EXERCISE GOAL:
Without including any images, repeat the data exactly.

AVAILABLE RECORDS:
----------------
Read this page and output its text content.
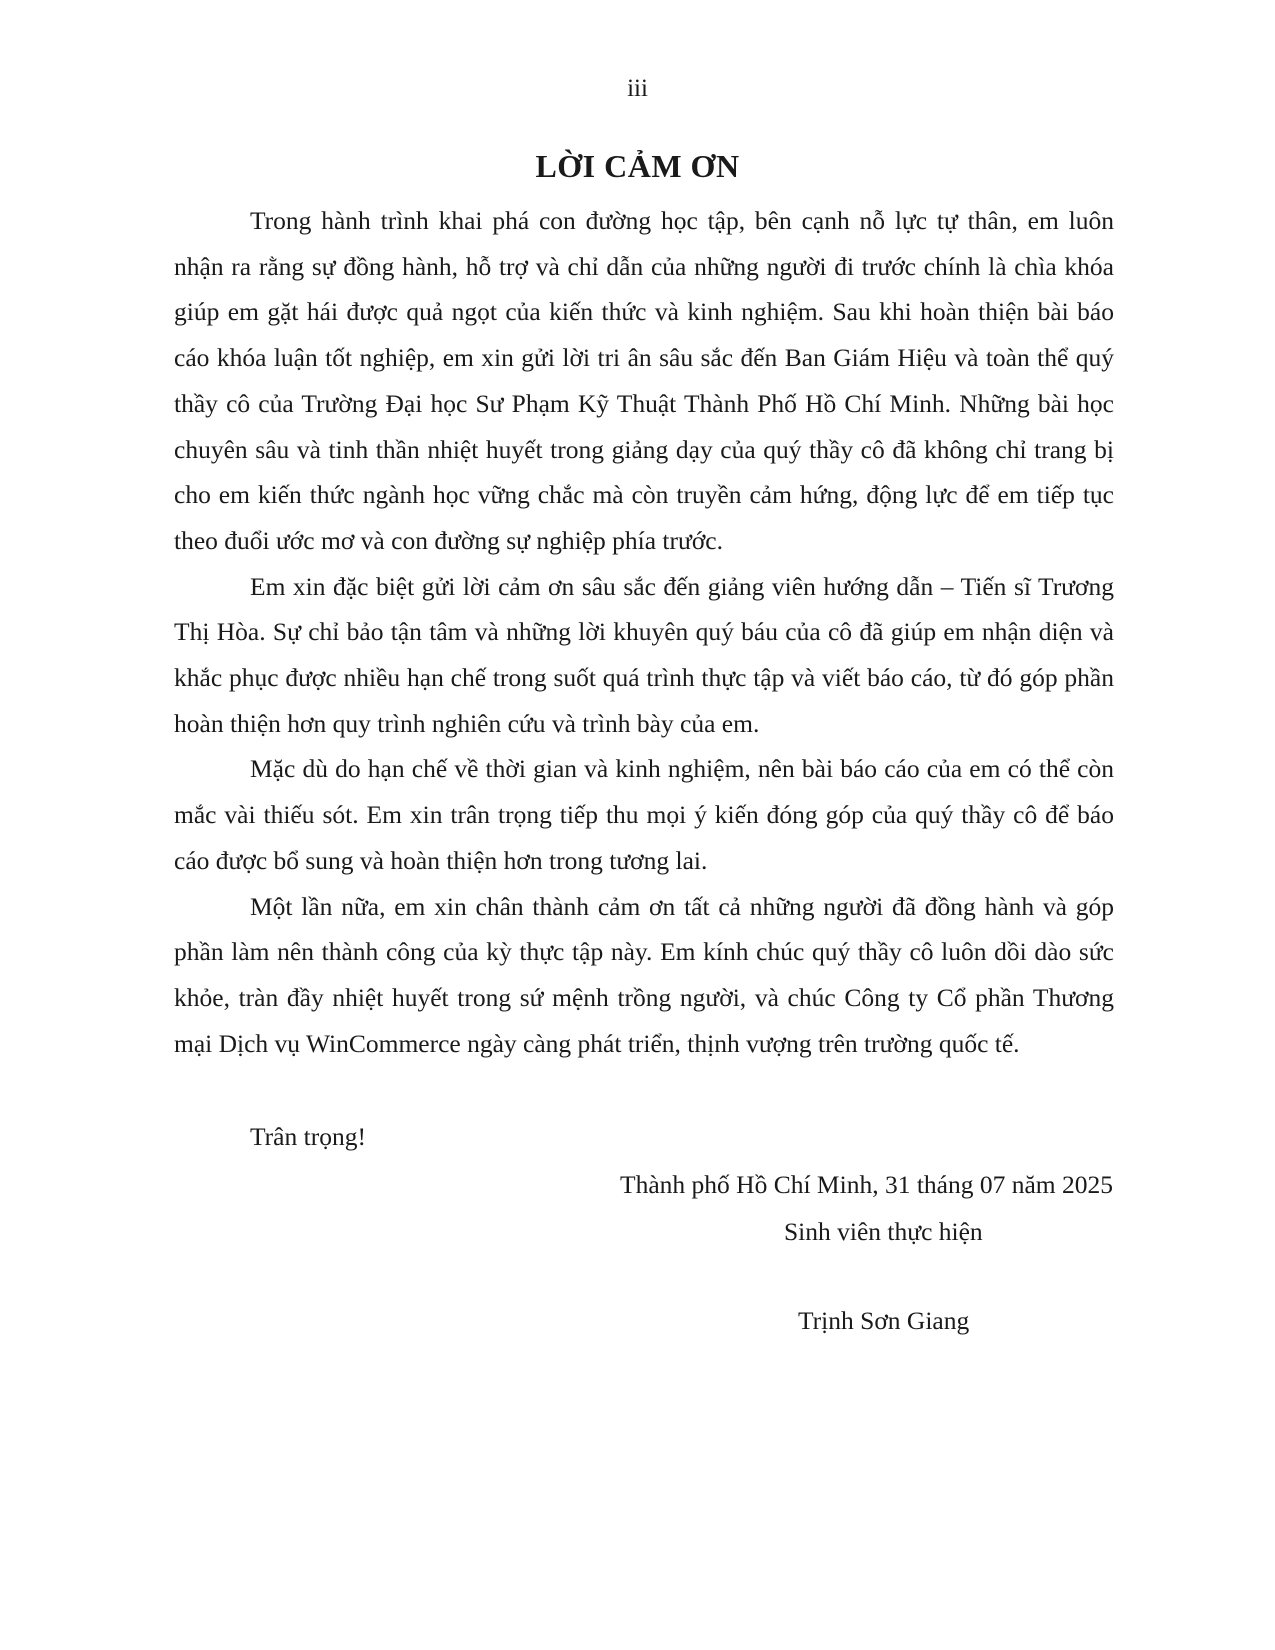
iii
LỜI CẢM ƠN

Trong hành trình khai phá con đường học tập, bên cạnh nỗ lực tự thân, em luôn nhận ra rằng sự đồng hành, hỗ trợ và chỉ dẫn của những người đi trước chính là chìa khóa giúp em gặt hái được quả ngọt của kiến thức và kinh nghiệm. Sau khi hoàn thiện bài báo cáo khóa luận tốt nghiệp, em xin gửi lời tri ân sâu sắc đến Ban Giám Hiệu và toàn thể quý thầy cô của Trường Đại học Sư Phạm Kỹ Thuật Thành Phố Hồ Chí Minh. Những bài học chuyên sâu và tinh thần nhiệt huyết trong giảng dạy của quý thầy cô đã không chỉ trang bị cho em kiến thức ngành học vững chắc mà còn truyền cảm hứng, động lực để em tiếp tục theo đuổi ước mơ và con đường sự nghiệp phía trước.

Em xin đặc biệt gửi lời cảm ơn sâu sắc đến giảng viên hướng dẫn – Tiến sĩ Trương Thị Hòa. Sự chỉ bảo tận tâm và những lời khuyên quý báu của cô đã giúp em nhận diện và khắc phục được nhiều hạn chế trong suốt quá trình thực tập và viết báo cáo, từ đó góp phần hoàn thiện hơn quy trình nghiên cứu và trình bày của em.

Mặc dù do hạn chế về thời gian và kinh nghiệm, nên bài báo cáo của em có thể còn mắc vài thiếu sót. Em xin trân trọng tiếp thu mọi ý kiến đóng góp của quý thầy cô để báo cáo được bổ sung và hoàn thiện hơn trong tương lai.

Một lần nữa, em xin chân thành cảm ơn tất cả những người đã đồng hành và góp phần làm nên thành công của kỳ thực tập này. Em kính chúc quý thầy cô luôn dồi dào sức khỏe, tràn đầy nhiệt huyết trong sứ mệnh trồng người, và chúc Công ty Cổ phần Thương mại Dịch vụ WinCommerce ngày càng phát triển, thịnh vượng trên trường quốc tế.

Trân trọng!
Thành phố Hồ Chí Minh, 31 tháng 07 năm 2025
Sinh viên thực hiện
Trịnh Sơn Giang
----------------
OUTPUT OF THE TASK:
Read this page and output its text content.
iii
LỜI CẢM ƠN

Trong hành trình khai phá con đường học tập, bên cạnh nỗ lực tự thân, em luôn nhận ra rằng sự đồng hành, hỗ trợ và chỉ dẫn của những người đi trước chính là chìa khóa giúp em gặt hái được quả ngọt của kiến thức và kinh nghiệm. Sau khi hoàn thiện bài báo cáo khóa luận tốt nghiệp, em xin gửi lời tri ân sâu sắc đến Ban Giám Hiệu và toàn thể quý thầy cô của Trường Đại học Sư Phạm Kỹ Thuật Thành Phố Hồ Chí Minh. Những bài học chuyên sâu và tinh thần nhiệt huyết trong giảng dạy của quý thầy cô đã không chỉ trang bị cho em kiến thức ngành học vững chắc mà còn truyền cảm hứng, động lực để em tiếp tục theo đuổi ước mơ và con đường sự nghiệp phía trước.

Em xin đặc biệt gửi lời cảm ơn sâu sắc đến giảng viên hướng dẫn – Tiến sĩ Trương Thị Hòa. Sự chỉ bảo tận tâm và những lời khuyên quý báu của cô đã giúp em nhận diện và khắc phục được nhiều hạn chế trong suốt quá trình thực tập và viết báo cáo, từ đó góp phần hoàn thiện hơn quy trình nghiên cứu và trình bày của em.

Mặc dù do hạn chế về thời gian và kinh nghiệm, nên bài báo cáo của em có thể còn mắc vài thiếu sót. Em xin trân trọng tiếp thu mọi ý kiến đóng góp của quý thầy cô để báo cáo được bổ sung và hoàn thiện hơn trong tương lai.

Một lần nữa, em xin chân thành cảm ơn tất cả những người đã đồng hành và góp phần làm nên thành công của kỳ thực tập này. Em kính chúc quý thầy cô luôn dồi dào sức khỏe, tràn đầy nhiệt huyết trong sứ mệnh trồng người, và chúc Công ty Cổ phần Thương mại Dịch vụ WinCommerce ngày càng phát triển, thịnh vượng trên trường quốc tế.

Trân trọng!
Thành phố Hồ Chí Minh, 31 tháng 07 năm 2025
Sinh viên thực hiện
Trịnh Sơn Giang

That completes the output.